◆ What you should do ◆
Leave out the pictures, then reproduce the rest of the material exactly.

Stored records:
+ + + + +

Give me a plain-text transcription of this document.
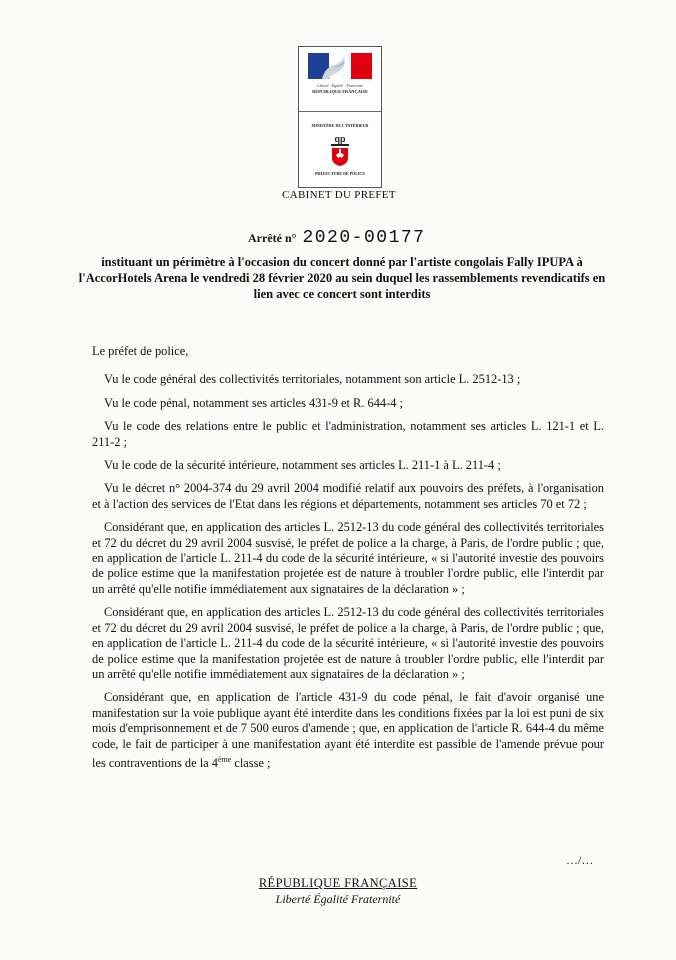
Liberté · Égalité · Fraternité
RÉPUBLIQUE FRANÇAISE
MINISTÈRE DE L'INTÉRIEUR
qp
PRÉFECTURE DE POLICE
CABINET DU PREFET
Arrêté n° 2020-00177
instituant un périmètre à l'occasion du concert donné par l'artiste congolais Fally IPUPA à l'AccorHotels Arena le vendredi 28 février 2020 au sein duquel les rassemblements revendicatifs en lien avec ce concert sont interdits

Le préfet de police,

Vu le code général des collectivités territoriales, notamment son article L. 2512-13 ;

Vu le code pénal, notamment ses articles 431-9 et R. 644-4 ;

Vu le code des relations entre le public et l'administration, notamment ses articles L. 121-1 et L. 211-2 ;

Vu le code de la sécurité intérieure, notamment ses articles L. 211-1 à L. 211-4 ;

Vu le décret n° 2004-374 du 29 avril 2004 modifié relatif aux pouvoirs des préfets, à l'organisation et à l'action des services de l'Etat dans les régions et départements, notamment ses articles 70 et 72 ;

Considérant que, en application des articles L. 2512-13 du code général des collectivités territoriales et 72 du décret du 29 avril 2004 susvisé, le préfet de police a la charge, à Paris, de l'ordre public ; que, en application de l'article L. 211-4 du code de la sécurité intérieure, « si l'autorité investie des pouvoirs de police estime que la manifestation projetée est de nature à troubler l'ordre public, elle l'interdit par un arrêté qu'elle notifie immédiatement aux signataires de la déclaration » ;

Considérant que, en application des articles L. 2512-13 du code général des collectivités territoriales et 72 du décret du 29 avril 2004 susvisé, le préfet de police a la charge, à Paris, de l'ordre public ; que, en application de l'article L. 211-4 du code de la sécurité intérieure, « si l'autorité investie des pouvoirs de police estime que la manifestation projetée est de nature à troubler l'ordre public, elle l'interdit par un arrêté qu'elle notifie immédiatement aux signataires de la déclaration » ;

Considérant que, en application de l'article 431-9 du code pénal, le fait d'avoir organisé une manifestation sur la voie publique ayant été interdite dans les conditions fixées par la loi est puni de six mois d'emprisonnement et de 7 500 euros d'amende ; que, en application de l'article R. 644-4 du même code, le fait de participer à une manifestation ayant été interdite est passible de l'amende prévue pour les contraventions de la 4ème classe ;

…/…
RÉPUBLIQUE FRANÇAISE
Liberté Égalité Fraternité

+ + + + +

◆ Task response ◆
Give me a plain-text transcription of this document.
Liberté · Égalité · Fraternité
RÉPUBLIQUE FRANÇAISE
MINISTÈRE DE L'INTÉRIEUR
qp
PRÉFECTURE DE POLICE
CABINET DU PREFET
Arrêté n° 2020-00177
instituant un périmètre à l'occasion du concert donné par l'artiste congolais Fally IPUPA à l'AccorHotels Arena le vendredi 28 février 2020 au sein duquel les rassemblements revendicatifs en lien avec ce concert sont interdits

Le préfet de police,

Vu le code général des collectivités territoriales, notamment son article L. 2512-13 ;

Vu le code pénal, notamment ses articles 431-9 et R. 644-4 ;

Vu le code des relations entre le public et l'administration, notamment ses articles L. 121-1 et L. 211-2 ;

Vu le code de la sécurité intérieure, notamment ses articles L. 211-1 à L. 211-4 ;

Vu le décret n° 2004-374 du 29 avril 2004 modifié relatif aux pouvoirs des préfets, à l'organisation et à l'action des services de l'Etat dans les régions et départements, notamment ses articles 70 et 72 ;

Considérant que, en application des articles L. 2512-13 du code général des collectivités territoriales et 72 du décret du 29 avril 2004 susvisé, le préfet de police a la charge, à Paris, de l'ordre public ; que, en application de l'article L. 211-4 du code de la sécurité intérieure, « si l'autorité investie des pouvoirs de police estime que la manifestation projetée est de nature à troubler l'ordre public, elle l'interdit par un arrêté qu'elle notifie immédiatement aux signataires de la déclaration » ;

Considérant que, en application des articles L. 2512-13 du code général des collectivités territoriales et 72 du décret du 29 avril 2004 susvisé, le préfet de police a la charge, à Paris, de l'ordre public ; que, en application de l'article L. 211-4 du code de la sécurité intérieure, « si l'autorité investie des pouvoirs de police estime que la manifestation projetée est de nature à troubler l'ordre public, elle l'interdit par un arrêté qu'elle notifie immédiatement aux signataires de la déclaration » ;

Considérant que, en application de l'article 431-9 du code pénal, le fait d'avoir organisé une manifestation sur la voie publique ayant été interdite dans les conditions fixées par la loi est puni de six mois d'emprisonnement et de 7 500 euros d'amende ; que, en application de l'article R. 644-4 du même code, le fait de participer à une manifestation ayant été interdite est passible de l'amende prévue pour les contraventions de la 4ème classe ;

…/…
RÉPUBLIQUE FRANÇAISE
Liberté Égalité Fraternité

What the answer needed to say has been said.